▶ **TASK TO CARRY OUT**: Please output the lines shown below exactly as they appear.

▶ **INPUT DATA**:
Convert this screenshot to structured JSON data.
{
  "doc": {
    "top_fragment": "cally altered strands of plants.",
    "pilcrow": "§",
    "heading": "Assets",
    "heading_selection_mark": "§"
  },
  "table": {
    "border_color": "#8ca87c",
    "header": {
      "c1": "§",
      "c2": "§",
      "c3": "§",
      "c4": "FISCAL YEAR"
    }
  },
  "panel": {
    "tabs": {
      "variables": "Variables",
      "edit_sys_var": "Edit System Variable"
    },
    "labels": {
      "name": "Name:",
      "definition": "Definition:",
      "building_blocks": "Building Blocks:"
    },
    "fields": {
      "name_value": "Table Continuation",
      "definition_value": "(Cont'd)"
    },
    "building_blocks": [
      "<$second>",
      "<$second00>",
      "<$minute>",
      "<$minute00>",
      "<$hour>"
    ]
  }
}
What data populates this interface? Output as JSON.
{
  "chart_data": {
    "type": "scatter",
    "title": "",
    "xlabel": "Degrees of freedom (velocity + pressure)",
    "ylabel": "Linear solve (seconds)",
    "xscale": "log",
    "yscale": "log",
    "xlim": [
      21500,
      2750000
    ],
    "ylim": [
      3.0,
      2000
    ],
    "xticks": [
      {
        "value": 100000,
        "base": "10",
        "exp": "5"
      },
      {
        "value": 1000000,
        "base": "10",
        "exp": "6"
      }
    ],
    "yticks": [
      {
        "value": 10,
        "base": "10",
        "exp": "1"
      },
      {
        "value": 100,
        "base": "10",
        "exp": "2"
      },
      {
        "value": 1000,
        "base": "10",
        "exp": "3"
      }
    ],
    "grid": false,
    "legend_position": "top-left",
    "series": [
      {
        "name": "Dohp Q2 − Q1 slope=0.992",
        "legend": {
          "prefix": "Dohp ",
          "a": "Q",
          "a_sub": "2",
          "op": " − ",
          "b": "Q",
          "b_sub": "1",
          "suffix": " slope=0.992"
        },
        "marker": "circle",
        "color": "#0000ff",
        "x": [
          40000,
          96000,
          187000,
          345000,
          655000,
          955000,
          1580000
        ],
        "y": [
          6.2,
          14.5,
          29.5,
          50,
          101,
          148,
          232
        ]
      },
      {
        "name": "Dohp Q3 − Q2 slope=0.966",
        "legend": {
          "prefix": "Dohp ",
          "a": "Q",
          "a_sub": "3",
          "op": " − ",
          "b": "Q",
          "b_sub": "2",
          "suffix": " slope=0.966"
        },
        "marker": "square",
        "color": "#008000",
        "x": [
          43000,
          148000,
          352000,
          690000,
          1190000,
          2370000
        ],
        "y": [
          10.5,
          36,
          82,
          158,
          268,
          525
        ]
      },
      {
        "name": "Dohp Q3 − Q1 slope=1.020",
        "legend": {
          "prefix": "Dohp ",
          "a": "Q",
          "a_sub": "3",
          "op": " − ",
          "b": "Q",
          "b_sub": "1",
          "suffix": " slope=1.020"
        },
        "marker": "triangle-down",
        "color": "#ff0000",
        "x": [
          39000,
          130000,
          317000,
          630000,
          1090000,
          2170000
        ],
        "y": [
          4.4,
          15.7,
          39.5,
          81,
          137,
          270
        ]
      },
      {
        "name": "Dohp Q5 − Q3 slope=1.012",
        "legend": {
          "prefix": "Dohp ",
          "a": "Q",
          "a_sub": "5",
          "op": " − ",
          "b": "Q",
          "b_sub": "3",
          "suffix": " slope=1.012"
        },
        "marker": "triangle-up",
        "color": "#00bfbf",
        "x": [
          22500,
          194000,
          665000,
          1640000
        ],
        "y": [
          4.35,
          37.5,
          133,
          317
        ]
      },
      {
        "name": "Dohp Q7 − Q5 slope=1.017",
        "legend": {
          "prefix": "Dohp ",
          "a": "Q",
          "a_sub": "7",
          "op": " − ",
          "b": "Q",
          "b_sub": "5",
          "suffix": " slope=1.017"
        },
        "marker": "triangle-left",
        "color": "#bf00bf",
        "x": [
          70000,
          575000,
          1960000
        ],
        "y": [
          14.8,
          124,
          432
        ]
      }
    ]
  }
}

▶ **RESULT FOR THIS TASK**:
Convert this screenshot to structured JSON data.
{
  "doc": {
    "top_fragment": "cally altered strands of plants.",
    "pilcrow": "§",
    "heading": "Assets",
    "heading_selection_mark": "§"
  },
  "table": {
    "border_color": "#8ca87c",
    "header": {
      "c1": "§",
      "c2": "§",
      "c3": "§",
      "c4": "FISCAL YEAR"
    }
  },
  "panel": {
    "tabs": {
      "variables": "Variables",
      "edit_sys_var": "Edit System Variable"
    },
    "labels": {
      "name": "Name:",
      "definition": "Definition:",
      "building_blocks": "Building Blocks:"
    },
    "fields": {
      "name_value": "Table Continuation",
      "definition_value": "(Cont'd)"
    },
    "building_blocks": [
      "<$second>",
      "<$second00>",
      "<$minute>",
      "<$minute00>",
      "<$hour>"
    ]
  }
}
What data populates this interface? Output as JSON.
{
  "chart_data": {
    "type": "scatter",
    "title": "",
    "xlabel": "Degrees of freedom (velocity + pressure)",
    "ylabel": "Linear solve (seconds)",
    "xscale": "log",
    "yscale": "log",
    "xlim": [
      21500,
      2750000
    ],
    "ylim": [
      3.0,
      2000
    ],
    "xticks": [
      {
        "value": 100000,
        "base": "10",
        "exp": "5"
      },
      {
        "value": 1000000,
        "base": "10",
        "exp": "6"
      }
    ],
    "yticks": [
      {
        "value": 10,
        "base": "10",
        "exp": "1"
      },
      {
        "value": 100,
        "base": "10",
        "exp": "2"
      },
      {
        "value": 1000,
        "base": "10",
        "exp": "3"
      }
    ],
    "grid": false,
    "legend_position": "top-left",
    "series": [
      {
        "name": "Dohp Q2 − Q1 slope=0.992",
        "legend": {
          "prefix": "Dohp ",
          "a": "Q",
          "a_sub": "2",
          "op": " − ",
          "b": "Q",
          "b_sub": "1",
          "suffix": " slope=0.992"
        },
        "marker": "circle",
        "color": "#0000ff",
        "x": [
          40000,
          96000,
          187000,
          345000,
          655000,
          955000,
          1580000
        ],
        "y": [
          6.2,
          14.5,
          29.5,
          50,
          101,
          148,
          232
        ]
      },
      {
        "name": "Dohp Q3 − Q2 slope=0.966",
        "legend": {
          "prefix": "Dohp ",
          "a": "Q",
          "a_sub": "3",
          "op": " − ",
          "b": "Q",
          "b_sub": "2",
          "suffix": " slope=0.966"
        },
        "marker": "square",
        "color": "#008000",
        "x": [
          43000,
          148000,
          352000,
          690000,
          1190000,
          2370000
        ],
        "y": [
          10.5,
          36,
          82,
          158,
          268,
          525
        ]
      },
      {
        "name": "Dohp Q3 − Q1 slope=1.020",
        "legend": {
          "prefix": "Dohp ",
          "a": "Q",
          "a_sub": "3",
          "op": " − ",
          "b": "Q",
          "b_sub": "1",
          "suffix": " slope=1.020"
        },
        "marker": "triangle-down",
        "color": "#ff0000",
        "x": [
          39000,
          130000,
          317000,
          630000,
          1090000,
          2170000
        ],
        "y": [
          4.4,
          15.7,
          39.5,
          81,
          137,
          270
        ]
      },
      {
        "name": "Dohp Q5 − Q3 slope=1.012",
        "legend": {
          "prefix": "Dohp ",
          "a": "Q",
          "a_sub": "5",
          "op": " − ",
          "b": "Q",
          "b_sub": "3",
          "suffix": " slope=1.012"
        },
        "marker": "triangle-up",
        "color": "#00bfbf",
        "x": [
          22500,
          194000,
          665000,
          1640000
        ],
        "y": [
          4.35,
          37.5,
          133,
          317
        ]
      },
      {
        "name": "Dohp Q7 − Q5 slope=1.017",
        "legend": {
          "prefix": "Dohp ",
          "a": "Q",
          "a_sub": "7",
          "op": " − ",
          "b": "Q",
          "b_sub": "5",
          "suffix": " slope=1.017"
        },
        "marker": "triangle-left",
        "color": "#bf00bf",
        "x": [
          70000,
          575000,
          1960000
        ],
        "y": [
          14.8,
          124,
          432
        ]
      }
    ]
  }
}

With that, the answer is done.